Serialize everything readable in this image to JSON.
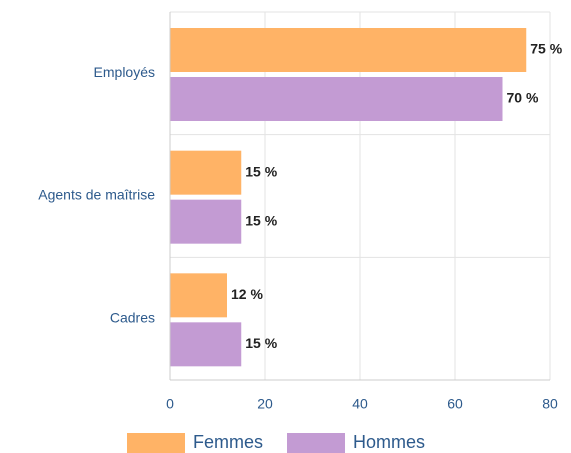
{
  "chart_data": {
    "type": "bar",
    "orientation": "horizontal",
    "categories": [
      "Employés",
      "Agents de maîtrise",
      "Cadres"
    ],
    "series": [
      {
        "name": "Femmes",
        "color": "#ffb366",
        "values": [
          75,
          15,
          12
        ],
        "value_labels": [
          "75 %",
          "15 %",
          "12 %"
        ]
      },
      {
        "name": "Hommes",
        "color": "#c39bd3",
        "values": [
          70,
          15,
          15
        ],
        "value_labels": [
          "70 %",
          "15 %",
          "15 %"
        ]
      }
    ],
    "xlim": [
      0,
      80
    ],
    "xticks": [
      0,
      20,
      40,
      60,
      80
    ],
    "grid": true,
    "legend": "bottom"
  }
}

#### WHAT TO WORK ON:
Every line should be retyped exactly, with the pictures omitted.

#### TASK RESULT:
Serialize everything readable in this image to JSON.
{
  "chart_data": {
    "type": "bar",
    "orientation": "horizontal",
    "categories": [
      "Employés",
      "Agents de maîtrise",
      "Cadres"
    ],
    "series": [
      {
        "name": "Femmes",
        "color": "#ffb366",
        "values": [
          75,
          15,
          12
        ],
        "value_labels": [
          "75 %",
          "15 %",
          "12 %"
        ]
      },
      {
        "name": "Hommes",
        "color": "#c39bd3",
        "values": [
          70,
          15,
          15
        ],
        "value_labels": [
          "70 %",
          "15 %",
          "15 %"
        ]
      }
    ],
    "xlim": [
      0,
      80
    ],
    "xticks": [
      0,
      20,
      40,
      60,
      80
    ],
    "grid": true,
    "legend": "bottom"
  }
}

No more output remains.